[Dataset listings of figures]
◇ ◇ ◇ ◇ ◇ ◇ ◇

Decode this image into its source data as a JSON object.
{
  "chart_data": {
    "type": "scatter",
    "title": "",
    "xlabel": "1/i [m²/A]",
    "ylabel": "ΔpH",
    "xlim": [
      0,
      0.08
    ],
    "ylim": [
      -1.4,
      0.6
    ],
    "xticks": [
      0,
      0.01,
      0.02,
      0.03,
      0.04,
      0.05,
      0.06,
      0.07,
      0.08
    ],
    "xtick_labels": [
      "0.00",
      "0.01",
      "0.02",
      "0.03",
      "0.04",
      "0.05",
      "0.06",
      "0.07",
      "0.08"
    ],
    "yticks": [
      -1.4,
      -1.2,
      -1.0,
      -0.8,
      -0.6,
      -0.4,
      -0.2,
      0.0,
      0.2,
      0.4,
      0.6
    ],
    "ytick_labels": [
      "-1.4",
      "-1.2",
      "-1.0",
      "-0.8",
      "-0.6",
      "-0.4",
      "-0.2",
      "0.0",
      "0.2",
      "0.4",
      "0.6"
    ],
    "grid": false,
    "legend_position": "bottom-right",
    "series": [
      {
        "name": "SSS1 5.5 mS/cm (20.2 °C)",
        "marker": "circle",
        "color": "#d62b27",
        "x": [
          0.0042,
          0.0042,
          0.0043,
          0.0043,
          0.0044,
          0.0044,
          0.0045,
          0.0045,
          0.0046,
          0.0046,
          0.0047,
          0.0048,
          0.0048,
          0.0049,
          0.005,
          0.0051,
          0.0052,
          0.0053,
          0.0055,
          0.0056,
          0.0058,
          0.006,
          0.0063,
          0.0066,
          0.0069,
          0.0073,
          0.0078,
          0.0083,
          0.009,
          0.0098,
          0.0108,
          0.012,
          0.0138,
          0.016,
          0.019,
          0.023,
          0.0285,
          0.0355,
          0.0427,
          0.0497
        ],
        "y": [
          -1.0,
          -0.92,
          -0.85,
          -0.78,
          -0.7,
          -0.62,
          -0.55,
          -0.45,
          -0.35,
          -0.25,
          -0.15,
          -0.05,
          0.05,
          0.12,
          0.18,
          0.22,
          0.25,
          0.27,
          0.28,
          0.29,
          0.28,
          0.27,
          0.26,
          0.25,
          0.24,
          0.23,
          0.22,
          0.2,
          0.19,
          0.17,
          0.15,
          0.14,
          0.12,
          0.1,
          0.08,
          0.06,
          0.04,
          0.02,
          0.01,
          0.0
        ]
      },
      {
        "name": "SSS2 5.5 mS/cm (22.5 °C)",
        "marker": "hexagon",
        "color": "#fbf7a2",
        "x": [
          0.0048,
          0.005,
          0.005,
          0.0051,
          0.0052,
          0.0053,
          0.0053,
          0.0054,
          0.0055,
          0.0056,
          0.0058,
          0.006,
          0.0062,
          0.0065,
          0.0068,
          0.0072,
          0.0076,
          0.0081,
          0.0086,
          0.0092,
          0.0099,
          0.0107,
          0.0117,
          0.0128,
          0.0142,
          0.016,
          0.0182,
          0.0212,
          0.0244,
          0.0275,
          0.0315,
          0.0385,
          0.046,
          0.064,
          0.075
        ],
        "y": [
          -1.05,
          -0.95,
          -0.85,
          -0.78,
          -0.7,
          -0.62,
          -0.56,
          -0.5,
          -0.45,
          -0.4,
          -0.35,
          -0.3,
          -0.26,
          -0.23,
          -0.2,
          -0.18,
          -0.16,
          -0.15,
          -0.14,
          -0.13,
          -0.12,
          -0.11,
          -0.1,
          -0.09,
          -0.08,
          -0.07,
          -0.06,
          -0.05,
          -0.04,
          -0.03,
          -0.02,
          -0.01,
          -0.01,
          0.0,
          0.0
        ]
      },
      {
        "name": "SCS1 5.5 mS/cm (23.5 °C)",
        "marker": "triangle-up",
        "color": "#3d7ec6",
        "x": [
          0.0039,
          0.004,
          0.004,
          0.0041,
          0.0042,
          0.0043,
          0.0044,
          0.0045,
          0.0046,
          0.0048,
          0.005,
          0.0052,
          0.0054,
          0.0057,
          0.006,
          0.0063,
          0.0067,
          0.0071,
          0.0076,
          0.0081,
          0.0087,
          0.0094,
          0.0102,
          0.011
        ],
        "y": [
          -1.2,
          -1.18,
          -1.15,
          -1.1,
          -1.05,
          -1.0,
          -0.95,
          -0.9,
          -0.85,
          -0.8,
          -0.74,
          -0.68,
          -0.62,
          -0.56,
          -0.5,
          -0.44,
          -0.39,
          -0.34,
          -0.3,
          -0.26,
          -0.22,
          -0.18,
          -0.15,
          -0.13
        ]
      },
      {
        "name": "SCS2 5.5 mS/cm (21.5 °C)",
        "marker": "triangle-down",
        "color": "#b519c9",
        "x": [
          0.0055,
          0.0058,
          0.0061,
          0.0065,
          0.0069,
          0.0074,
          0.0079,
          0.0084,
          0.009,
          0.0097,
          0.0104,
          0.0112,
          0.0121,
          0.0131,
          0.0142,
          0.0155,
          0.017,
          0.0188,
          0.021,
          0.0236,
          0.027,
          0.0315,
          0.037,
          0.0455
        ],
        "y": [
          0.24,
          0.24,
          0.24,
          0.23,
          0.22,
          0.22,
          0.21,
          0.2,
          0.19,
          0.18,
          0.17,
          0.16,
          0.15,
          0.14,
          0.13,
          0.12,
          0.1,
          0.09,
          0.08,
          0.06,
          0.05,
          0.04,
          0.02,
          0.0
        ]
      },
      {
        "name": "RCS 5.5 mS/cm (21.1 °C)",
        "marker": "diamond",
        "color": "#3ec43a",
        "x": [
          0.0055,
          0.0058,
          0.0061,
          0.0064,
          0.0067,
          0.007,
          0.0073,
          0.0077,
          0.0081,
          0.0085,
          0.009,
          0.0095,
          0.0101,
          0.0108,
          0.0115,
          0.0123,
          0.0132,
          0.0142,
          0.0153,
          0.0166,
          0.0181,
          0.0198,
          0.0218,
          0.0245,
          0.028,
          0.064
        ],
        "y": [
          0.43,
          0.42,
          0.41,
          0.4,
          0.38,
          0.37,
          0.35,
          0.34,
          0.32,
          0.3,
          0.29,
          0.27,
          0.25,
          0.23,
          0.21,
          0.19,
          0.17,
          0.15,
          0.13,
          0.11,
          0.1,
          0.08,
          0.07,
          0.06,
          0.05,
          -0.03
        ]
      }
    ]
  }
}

◇ ◇ ◇ ◇ ◇ ◇ ◇

Instruction:
Set every line of the listing down word for word.

Answer to this task:
Decode this image into its source data as a JSON object.
{
  "chart_data": {
    "type": "scatter",
    "title": "",
    "xlabel": "1/i [m²/A]",
    "ylabel": "ΔpH",
    "xlim": [
      0,
      0.08
    ],
    "ylim": [
      -1.4,
      0.6
    ],
    "xticks": [
      0,
      0.01,
      0.02,
      0.03,
      0.04,
      0.05,
      0.06,
      0.07,
      0.08
    ],
    "xtick_labels": [
      "0.00",
      "0.01",
      "0.02",
      "0.03",
      "0.04",
      "0.05",
      "0.06",
      "0.07",
      "0.08"
    ],
    "yticks": [
      -1.4,
      -1.2,
      -1.0,
      -0.8,
      -0.6,
      -0.4,
      -0.2,
      0.0,
      0.2,
      0.4,
      0.6
    ],
    "ytick_labels": [
      "-1.4",
      "-1.2",
      "-1.0",
      "-0.8",
      "-0.6",
      "-0.4",
      "-0.2",
      "0.0",
      "0.2",
      "0.4",
      "0.6"
    ],
    "grid": false,
    "legend_position": "bottom-right",
    "series": [
      {
        "name": "SSS1 5.5 mS/cm (20.2 °C)",
        "marker": "circle",
        "color": "#d62b27",
        "x": [
          0.0042,
          0.0042,
          0.0043,
          0.0043,
          0.0044,
          0.0044,
          0.0045,
          0.0045,
          0.0046,
          0.0046,
          0.0047,
          0.0048,
          0.0048,
          0.0049,
          0.005,
          0.0051,
          0.0052,
          0.0053,
          0.0055,
          0.0056,
          0.0058,
          0.006,
          0.0063,
          0.0066,
          0.0069,
          0.0073,
          0.0078,
          0.0083,
          0.009,
          0.0098,
          0.0108,
          0.012,
          0.0138,
          0.016,
          0.019,
          0.023,
          0.0285,
          0.0355,
          0.0427,
          0.0497
        ],
        "y": [
          -1.0,
          -0.92,
          -0.85,
          -0.78,
          -0.7,
          -0.62,
          -0.55,
          -0.45,
          -0.35,
          -0.25,
          -0.15,
          -0.05,
          0.05,
          0.12,
          0.18,
          0.22,
          0.25,
          0.27,
          0.28,
          0.29,
          0.28,
          0.27,
          0.26,
          0.25,
          0.24,
          0.23,
          0.22,
          0.2,
          0.19,
          0.17,
          0.15,
          0.14,
          0.12,
          0.1,
          0.08,
          0.06,
          0.04,
          0.02,
          0.01,
          0.0
        ]
      },
      {
        "name": "SSS2 5.5 mS/cm (22.5 °C)",
        "marker": "hexagon",
        "color": "#fbf7a2",
        "x": [
          0.0048,
          0.005,
          0.005,
          0.0051,
          0.0052,
          0.0053,
          0.0053,
          0.0054,
          0.0055,
          0.0056,
          0.0058,
          0.006,
          0.0062,
          0.0065,
          0.0068,
          0.0072,
          0.0076,
          0.0081,
          0.0086,
          0.0092,
          0.0099,
          0.0107,
          0.0117,
          0.0128,
          0.0142,
          0.016,
          0.0182,
          0.0212,
          0.0244,
          0.0275,
          0.0315,
          0.0385,
          0.046,
          0.064,
          0.075
        ],
        "y": [
          -1.05,
          -0.95,
          -0.85,
          -0.78,
          -0.7,
          -0.62,
          -0.56,
          -0.5,
          -0.45,
          -0.4,
          -0.35,
          -0.3,
          -0.26,
          -0.23,
          -0.2,
          -0.18,
          -0.16,
          -0.15,
          -0.14,
          -0.13,
          -0.12,
          -0.11,
          -0.1,
          -0.09,
          -0.08,
          -0.07,
          -0.06,
          -0.05,
          -0.04,
          -0.03,
          -0.02,
          -0.01,
          -0.01,
          0.0,
          0.0
        ]
      },
      {
        "name": "SCS1 5.5 mS/cm (23.5 °C)",
        "marker": "triangle-up",
        "color": "#3d7ec6",
        "x": [
          0.0039,
          0.004,
          0.004,
          0.0041,
          0.0042,
          0.0043,
          0.0044,
          0.0045,
          0.0046,
          0.0048,
          0.005,
          0.0052,
          0.0054,
          0.0057,
          0.006,
          0.0063,
          0.0067,
          0.0071,
          0.0076,
          0.0081,
          0.0087,
          0.0094,
          0.0102,
          0.011
        ],
        "y": [
          -1.2,
          -1.18,
          -1.15,
          -1.1,
          -1.05,
          -1.0,
          -0.95,
          -0.9,
          -0.85,
          -0.8,
          -0.74,
          -0.68,
          -0.62,
          -0.56,
          -0.5,
          -0.44,
          -0.39,
          -0.34,
          -0.3,
          -0.26,
          -0.22,
          -0.18,
          -0.15,
          -0.13
        ]
      },
      {
        "name": "SCS2 5.5 mS/cm (21.5 °C)",
        "marker": "triangle-down",
        "color": "#b519c9",
        "x": [
          0.0055,
          0.0058,
          0.0061,
          0.0065,
          0.0069,
          0.0074,
          0.0079,
          0.0084,
          0.009,
          0.0097,
          0.0104,
          0.0112,
          0.0121,
          0.0131,
          0.0142,
          0.0155,
          0.017,
          0.0188,
          0.021,
          0.0236,
          0.027,
          0.0315,
          0.037,
          0.0455
        ],
        "y": [
          0.24,
          0.24,
          0.24,
          0.23,
          0.22,
          0.22,
          0.21,
          0.2,
          0.19,
          0.18,
          0.17,
          0.16,
          0.15,
          0.14,
          0.13,
          0.12,
          0.1,
          0.09,
          0.08,
          0.06,
          0.05,
          0.04,
          0.02,
          0.0
        ]
      },
      {
        "name": "RCS 5.5 mS/cm (21.1 °C)",
        "marker": "diamond",
        "color": "#3ec43a",
        "x": [
          0.0055,
          0.0058,
          0.0061,
          0.0064,
          0.0067,
          0.007,
          0.0073,
          0.0077,
          0.0081,
          0.0085,
          0.009,
          0.0095,
          0.0101,
          0.0108,
          0.0115,
          0.0123,
          0.0132,
          0.0142,
          0.0153,
          0.0166,
          0.0181,
          0.0198,
          0.0218,
          0.0245,
          0.028,
          0.064
        ],
        "y": [
          0.43,
          0.42,
          0.41,
          0.4,
          0.38,
          0.37,
          0.35,
          0.34,
          0.32,
          0.3,
          0.29,
          0.27,
          0.25,
          0.23,
          0.21,
          0.19,
          0.17,
          0.15,
          0.13,
          0.11,
          0.1,
          0.08,
          0.07,
          0.06,
          0.05,
          -0.03
        ]
      }
    ]
  }
}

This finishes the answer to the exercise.